** START Data for processing **

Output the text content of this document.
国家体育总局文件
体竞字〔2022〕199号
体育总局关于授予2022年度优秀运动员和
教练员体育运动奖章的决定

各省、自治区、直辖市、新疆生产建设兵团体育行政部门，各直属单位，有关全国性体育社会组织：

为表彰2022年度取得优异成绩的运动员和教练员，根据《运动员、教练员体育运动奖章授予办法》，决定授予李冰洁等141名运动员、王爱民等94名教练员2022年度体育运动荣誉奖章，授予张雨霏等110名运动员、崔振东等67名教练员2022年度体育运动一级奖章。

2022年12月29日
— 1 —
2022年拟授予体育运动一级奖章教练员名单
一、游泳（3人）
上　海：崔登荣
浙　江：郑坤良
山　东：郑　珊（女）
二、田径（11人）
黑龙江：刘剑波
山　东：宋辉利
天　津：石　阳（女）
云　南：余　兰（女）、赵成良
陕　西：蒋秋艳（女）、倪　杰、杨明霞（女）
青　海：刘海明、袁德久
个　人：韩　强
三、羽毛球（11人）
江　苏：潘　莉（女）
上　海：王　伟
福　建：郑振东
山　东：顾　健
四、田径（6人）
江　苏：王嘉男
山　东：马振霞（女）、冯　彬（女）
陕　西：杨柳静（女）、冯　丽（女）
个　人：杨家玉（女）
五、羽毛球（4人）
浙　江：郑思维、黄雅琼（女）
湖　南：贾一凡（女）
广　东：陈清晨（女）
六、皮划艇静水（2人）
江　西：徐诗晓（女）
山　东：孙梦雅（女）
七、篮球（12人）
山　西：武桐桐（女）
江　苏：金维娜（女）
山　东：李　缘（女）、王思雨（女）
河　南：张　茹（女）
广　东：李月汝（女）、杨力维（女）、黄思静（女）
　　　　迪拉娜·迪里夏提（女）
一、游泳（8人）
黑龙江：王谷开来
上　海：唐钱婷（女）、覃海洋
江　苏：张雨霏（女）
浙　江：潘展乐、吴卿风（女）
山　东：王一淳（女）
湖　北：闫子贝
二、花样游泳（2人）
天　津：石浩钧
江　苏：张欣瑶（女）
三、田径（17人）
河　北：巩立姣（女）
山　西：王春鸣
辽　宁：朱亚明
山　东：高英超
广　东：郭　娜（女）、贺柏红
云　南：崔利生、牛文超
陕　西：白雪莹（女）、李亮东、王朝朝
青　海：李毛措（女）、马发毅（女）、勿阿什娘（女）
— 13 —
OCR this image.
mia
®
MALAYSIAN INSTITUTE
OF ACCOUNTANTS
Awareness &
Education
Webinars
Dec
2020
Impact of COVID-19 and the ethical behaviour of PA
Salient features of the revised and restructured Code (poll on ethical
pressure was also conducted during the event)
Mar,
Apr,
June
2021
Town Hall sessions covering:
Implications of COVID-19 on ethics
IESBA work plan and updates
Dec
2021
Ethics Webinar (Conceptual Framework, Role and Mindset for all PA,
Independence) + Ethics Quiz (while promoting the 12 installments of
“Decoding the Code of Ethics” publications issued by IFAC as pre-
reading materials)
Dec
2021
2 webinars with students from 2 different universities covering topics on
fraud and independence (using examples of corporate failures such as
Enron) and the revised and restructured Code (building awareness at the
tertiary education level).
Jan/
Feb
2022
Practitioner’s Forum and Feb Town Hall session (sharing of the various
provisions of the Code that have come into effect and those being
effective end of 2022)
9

** END Data for processing **

Problem to work on: Repeat the material above in full, quoting it exactly.

Response:
Output the text content of this document.
国家体育总局文件
体竞字〔2022〕199号
体育总局关于授予2022年度优秀运动员和
教练员体育运动奖章的决定

各省、自治区、直辖市、新疆生产建设兵团体育行政部门，各直属单位，有关全国性体育社会组织：

为表彰2022年度取得优异成绩的运动员和教练员，根据《运动员、教练员体育运动奖章授予办法》，决定授予李冰洁等141名运动员、王爱民等94名教练员2022年度体育运动荣誉奖章，授予张雨霏等110名运动员、崔振东等67名教练员2022年度体育运动一级奖章。

2022年12月29日
— 1 —
2022年拟授予体育运动一级奖章教练员名单
一、游泳（3人）
上　海：崔登荣
浙　江：郑坤良
山　东：郑　珊（女）
二、田径（11人）
黑龙江：刘剑波
山　东：宋辉利
天　津：石　阳（女）
云　南：余　兰（女）、赵成良
陕　西：蒋秋艳（女）、倪　杰、杨明霞（女）
青　海：刘海明、袁德久
个　人：韩　强
三、羽毛球（11人）
江　苏：潘　莉（女）
上　海：王　伟
福　建：郑振东
山　东：顾　健
四、田径（6人）
江　苏：王嘉男
山　东：马振霞（女）、冯　彬（女）
陕　西：杨柳静（女）、冯　丽（女）
个　人：杨家玉（女）
五、羽毛球（4人）
浙　江：郑思维、黄雅琼（女）
湖　南：贾一凡（女）
广　东：陈清晨（女）
六、皮划艇静水（2人）
江　西：徐诗晓（女）
山　东：孙梦雅（女）
七、篮球（12人）
山　西：武桐桐（女）
江　苏：金维娜（女）
山　东：李　缘（女）、王思雨（女）
河　南：张　茹（女）
广　东：李月汝（女）、杨力维（女）、黄思静（女）
　　　　迪拉娜·迪里夏提（女）
一、游泳（8人）
黑龙江：王谷开来
上　海：唐钱婷（女）、覃海洋
江　苏：张雨霏（女）
浙　江：潘展乐、吴卿风（女）
山　东：王一淳（女）
湖　北：闫子贝
二、花样游泳（2人）
天　津：石浩钧
江　苏：张欣瑶（女）
三、田径（17人）
河　北：巩立姣（女）
山　西：王春鸣
辽　宁：朱亚明
山　东：高英超
广　东：郭　娜（女）、贺柏红
云　南：崔利生、牛文超
陕　西：白雪莹（女）、李亮东、王朝朝
青　海：李毛措（女）、马发毅（女）、勿阿什娘（女）
— 13 —
OCR this image.
mia
®
MALAYSIAN INSTITUTE
OF ACCOUNTANTS
Awareness &
Education
Webinars
Dec
2020
Impact of COVID-19 and the ethical behaviour of PA
Salient features of the revised and restructured Code (poll on ethical
pressure was also conducted during the event)
Mar,
Apr,
June
2021
Town Hall sessions covering:
Implications of COVID-19 on ethics
IESBA work plan and updates
Dec
2021
Ethics Webinar (Conceptual Framework, Role and Mindset for all PA,
Independence) + Ethics Quiz (while promoting the 12 installments of
“Decoding the Code of Ethics” publications issued by IFAC as pre-
reading materials)
Dec
2021
2 webinars with students from 2 different universities covering topics on
fraud and independence (using examples of corporate failures such as
Enron) and the revised and restructured Code (building awareness at the
tertiary education level).
Jan/
Feb
2022
Practitioner’s Forum and Feb Town Hall session (sharing of the various
provisions of the Code that have come into effect and those being
effective end of 2022)
9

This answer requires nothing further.